[Brief] Pick out every line that holds the string "down" and copy it.
-- start Exercise materials --
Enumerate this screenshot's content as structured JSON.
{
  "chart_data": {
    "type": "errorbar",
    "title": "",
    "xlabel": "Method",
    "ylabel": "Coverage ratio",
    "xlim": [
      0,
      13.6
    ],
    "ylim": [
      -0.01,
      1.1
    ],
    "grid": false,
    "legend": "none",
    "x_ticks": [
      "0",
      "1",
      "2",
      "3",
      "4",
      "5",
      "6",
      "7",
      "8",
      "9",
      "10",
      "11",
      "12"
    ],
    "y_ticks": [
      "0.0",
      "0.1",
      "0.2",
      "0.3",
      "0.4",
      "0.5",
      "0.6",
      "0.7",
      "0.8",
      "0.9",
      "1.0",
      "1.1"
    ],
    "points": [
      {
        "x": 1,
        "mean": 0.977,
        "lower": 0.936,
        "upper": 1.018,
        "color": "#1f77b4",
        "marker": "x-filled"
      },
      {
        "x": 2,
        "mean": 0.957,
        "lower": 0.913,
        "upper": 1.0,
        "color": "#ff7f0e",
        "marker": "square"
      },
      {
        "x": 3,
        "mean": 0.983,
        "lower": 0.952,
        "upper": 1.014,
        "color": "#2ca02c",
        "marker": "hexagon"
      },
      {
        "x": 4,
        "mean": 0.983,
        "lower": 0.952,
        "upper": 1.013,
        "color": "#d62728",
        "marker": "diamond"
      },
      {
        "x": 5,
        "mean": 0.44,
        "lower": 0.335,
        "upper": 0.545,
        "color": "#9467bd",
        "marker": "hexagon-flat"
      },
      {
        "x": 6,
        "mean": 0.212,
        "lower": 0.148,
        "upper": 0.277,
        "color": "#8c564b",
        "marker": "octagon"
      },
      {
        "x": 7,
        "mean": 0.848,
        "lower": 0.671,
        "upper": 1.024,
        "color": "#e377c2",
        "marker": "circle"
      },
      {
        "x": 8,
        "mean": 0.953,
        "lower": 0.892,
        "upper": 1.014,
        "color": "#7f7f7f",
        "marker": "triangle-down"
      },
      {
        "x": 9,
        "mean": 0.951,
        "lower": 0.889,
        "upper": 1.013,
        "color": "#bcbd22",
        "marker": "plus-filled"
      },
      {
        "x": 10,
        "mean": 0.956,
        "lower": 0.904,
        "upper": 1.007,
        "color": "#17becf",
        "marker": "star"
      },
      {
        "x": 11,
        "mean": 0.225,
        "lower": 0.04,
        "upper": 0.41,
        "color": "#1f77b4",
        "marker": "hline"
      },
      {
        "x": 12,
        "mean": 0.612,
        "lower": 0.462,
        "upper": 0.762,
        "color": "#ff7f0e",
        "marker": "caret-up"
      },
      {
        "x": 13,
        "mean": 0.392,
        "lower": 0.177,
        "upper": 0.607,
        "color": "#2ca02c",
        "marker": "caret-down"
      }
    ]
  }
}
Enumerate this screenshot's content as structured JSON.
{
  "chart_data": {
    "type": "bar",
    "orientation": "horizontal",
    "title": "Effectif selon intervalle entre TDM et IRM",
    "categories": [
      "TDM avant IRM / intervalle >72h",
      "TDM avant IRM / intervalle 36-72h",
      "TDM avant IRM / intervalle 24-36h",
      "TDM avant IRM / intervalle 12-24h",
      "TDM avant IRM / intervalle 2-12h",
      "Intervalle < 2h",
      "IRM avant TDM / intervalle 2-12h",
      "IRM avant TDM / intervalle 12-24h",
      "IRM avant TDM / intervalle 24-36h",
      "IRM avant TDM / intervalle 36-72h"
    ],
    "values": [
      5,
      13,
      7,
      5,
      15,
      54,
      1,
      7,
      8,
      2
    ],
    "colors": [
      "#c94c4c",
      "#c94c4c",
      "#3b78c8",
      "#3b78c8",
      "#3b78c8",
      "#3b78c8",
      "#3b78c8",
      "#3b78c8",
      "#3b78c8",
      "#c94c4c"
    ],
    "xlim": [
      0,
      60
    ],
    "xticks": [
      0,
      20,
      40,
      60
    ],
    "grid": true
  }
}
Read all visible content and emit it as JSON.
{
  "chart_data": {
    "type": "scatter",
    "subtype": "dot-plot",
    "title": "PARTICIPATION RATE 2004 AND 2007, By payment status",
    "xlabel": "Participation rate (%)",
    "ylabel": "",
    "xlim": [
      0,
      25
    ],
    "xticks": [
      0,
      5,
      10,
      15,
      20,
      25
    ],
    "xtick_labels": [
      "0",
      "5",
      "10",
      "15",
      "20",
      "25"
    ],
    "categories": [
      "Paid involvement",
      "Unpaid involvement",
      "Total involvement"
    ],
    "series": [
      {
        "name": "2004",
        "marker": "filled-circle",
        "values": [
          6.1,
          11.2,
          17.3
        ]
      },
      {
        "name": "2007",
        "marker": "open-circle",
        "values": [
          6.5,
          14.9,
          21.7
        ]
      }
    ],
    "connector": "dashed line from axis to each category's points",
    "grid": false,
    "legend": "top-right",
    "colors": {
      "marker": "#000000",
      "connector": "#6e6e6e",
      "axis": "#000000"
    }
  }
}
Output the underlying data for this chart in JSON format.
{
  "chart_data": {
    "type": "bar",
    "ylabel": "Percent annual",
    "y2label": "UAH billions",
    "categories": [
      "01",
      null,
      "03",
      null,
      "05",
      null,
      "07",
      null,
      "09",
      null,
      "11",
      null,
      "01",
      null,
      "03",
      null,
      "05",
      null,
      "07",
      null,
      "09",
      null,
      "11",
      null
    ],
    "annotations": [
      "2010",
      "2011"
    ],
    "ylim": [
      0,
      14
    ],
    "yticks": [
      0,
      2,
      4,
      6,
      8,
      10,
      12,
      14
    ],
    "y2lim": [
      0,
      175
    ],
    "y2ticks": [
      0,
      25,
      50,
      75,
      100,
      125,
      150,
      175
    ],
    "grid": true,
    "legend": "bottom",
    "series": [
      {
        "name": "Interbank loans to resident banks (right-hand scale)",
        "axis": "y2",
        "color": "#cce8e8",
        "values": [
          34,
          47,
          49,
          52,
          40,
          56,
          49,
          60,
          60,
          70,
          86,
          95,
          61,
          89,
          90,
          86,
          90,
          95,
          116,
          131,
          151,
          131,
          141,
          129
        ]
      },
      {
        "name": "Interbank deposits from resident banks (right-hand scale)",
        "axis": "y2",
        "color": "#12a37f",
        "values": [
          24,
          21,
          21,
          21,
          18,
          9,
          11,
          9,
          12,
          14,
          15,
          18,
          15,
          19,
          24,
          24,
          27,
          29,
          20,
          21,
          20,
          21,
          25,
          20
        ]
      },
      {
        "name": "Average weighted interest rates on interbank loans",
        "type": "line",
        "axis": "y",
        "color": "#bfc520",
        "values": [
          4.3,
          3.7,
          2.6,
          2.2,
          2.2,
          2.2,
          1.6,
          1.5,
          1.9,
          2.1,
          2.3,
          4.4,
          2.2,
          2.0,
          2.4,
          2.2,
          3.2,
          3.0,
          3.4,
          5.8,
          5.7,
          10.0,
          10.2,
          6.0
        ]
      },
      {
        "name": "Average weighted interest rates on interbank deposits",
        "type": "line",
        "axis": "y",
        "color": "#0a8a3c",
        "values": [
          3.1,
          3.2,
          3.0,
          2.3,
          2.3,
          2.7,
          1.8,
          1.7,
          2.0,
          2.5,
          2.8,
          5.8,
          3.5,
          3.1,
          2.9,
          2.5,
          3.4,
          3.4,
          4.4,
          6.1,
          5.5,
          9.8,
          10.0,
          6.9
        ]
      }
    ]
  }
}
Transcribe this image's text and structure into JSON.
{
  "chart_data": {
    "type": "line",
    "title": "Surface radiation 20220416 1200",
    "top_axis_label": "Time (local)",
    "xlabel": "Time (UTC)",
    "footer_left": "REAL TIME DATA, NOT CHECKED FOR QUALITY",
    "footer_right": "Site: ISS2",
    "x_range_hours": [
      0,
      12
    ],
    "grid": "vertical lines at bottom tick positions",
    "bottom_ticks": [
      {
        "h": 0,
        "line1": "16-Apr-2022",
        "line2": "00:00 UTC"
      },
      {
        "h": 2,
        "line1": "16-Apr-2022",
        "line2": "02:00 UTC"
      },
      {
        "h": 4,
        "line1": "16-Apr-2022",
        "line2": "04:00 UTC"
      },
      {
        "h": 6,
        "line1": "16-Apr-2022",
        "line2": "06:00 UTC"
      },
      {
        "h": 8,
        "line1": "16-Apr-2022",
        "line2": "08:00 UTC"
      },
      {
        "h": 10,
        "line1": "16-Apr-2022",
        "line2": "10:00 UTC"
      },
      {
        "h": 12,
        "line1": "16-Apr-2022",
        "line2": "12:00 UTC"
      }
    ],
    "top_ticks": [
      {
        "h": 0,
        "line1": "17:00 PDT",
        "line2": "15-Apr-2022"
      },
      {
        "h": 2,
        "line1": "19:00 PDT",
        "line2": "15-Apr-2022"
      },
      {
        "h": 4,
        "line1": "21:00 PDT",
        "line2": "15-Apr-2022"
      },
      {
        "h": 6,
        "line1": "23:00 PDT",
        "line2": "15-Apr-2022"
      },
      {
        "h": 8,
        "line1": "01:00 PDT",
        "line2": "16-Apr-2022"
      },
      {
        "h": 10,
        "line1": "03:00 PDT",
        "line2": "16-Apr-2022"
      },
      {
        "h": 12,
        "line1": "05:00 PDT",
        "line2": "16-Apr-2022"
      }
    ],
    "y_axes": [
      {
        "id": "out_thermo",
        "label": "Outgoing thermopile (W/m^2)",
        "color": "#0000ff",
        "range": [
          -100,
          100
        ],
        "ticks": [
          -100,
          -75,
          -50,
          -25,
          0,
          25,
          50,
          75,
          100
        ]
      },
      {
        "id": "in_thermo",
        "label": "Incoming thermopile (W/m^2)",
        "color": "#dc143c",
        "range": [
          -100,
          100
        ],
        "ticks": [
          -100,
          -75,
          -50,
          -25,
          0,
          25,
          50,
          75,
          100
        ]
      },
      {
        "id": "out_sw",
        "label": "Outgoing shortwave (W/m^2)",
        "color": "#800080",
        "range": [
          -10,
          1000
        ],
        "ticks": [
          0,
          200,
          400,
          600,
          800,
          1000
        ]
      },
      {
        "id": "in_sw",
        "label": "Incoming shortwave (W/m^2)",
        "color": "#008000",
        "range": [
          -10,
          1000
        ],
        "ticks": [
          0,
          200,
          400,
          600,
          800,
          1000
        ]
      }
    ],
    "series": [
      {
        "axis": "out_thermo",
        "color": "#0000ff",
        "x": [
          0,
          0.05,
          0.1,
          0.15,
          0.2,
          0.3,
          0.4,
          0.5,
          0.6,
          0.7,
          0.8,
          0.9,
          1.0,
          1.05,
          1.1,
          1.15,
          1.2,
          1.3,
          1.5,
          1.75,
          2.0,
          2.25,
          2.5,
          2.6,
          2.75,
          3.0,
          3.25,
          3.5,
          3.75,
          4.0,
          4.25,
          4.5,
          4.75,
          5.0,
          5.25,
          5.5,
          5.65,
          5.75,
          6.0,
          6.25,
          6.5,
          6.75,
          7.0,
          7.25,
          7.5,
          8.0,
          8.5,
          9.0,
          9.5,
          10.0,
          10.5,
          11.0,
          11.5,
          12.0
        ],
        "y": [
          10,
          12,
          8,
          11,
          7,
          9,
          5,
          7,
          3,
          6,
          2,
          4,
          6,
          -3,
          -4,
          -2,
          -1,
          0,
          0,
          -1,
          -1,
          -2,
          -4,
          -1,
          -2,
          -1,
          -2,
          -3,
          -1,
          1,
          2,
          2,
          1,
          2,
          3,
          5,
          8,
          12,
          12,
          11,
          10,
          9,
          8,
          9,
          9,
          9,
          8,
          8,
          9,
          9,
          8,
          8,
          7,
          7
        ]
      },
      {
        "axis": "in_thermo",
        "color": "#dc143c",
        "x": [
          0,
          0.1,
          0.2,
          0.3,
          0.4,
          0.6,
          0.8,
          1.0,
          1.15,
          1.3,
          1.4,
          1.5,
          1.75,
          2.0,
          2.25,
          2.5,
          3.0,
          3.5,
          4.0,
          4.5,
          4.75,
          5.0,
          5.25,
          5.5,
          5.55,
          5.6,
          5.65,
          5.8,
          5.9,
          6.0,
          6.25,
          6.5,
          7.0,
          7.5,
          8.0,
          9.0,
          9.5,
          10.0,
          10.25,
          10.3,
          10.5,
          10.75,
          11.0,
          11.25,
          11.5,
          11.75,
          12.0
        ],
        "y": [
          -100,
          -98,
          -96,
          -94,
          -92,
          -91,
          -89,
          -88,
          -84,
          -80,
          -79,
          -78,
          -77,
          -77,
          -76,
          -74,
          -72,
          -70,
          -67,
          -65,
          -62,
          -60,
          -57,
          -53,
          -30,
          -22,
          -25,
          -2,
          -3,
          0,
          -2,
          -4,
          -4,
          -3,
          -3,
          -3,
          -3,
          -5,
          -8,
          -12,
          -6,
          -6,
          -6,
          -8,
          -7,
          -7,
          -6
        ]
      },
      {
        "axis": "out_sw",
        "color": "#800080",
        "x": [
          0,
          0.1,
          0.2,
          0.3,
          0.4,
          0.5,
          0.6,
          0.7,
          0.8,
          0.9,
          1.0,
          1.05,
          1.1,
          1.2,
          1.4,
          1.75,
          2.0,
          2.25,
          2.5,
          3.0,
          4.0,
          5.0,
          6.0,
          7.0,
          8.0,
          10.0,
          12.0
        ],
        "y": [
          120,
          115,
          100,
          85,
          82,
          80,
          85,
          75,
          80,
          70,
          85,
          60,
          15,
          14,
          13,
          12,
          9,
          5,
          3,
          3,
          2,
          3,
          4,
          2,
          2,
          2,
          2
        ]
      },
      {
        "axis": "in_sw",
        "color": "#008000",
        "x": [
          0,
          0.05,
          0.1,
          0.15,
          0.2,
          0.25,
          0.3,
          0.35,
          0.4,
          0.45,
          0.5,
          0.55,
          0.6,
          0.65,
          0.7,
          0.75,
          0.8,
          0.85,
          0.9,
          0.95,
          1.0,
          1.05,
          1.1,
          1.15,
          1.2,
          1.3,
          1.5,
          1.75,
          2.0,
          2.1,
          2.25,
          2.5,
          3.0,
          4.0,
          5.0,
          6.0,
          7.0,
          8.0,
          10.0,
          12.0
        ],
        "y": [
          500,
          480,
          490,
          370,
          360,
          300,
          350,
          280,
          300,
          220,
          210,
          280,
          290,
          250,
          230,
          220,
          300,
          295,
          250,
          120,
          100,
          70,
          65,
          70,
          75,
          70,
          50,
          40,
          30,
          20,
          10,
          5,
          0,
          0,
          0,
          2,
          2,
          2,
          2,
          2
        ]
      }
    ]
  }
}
-- end Exercise materials --
[Problem solution]
        "marker": "triangle-down"
        "marker": "caret-down"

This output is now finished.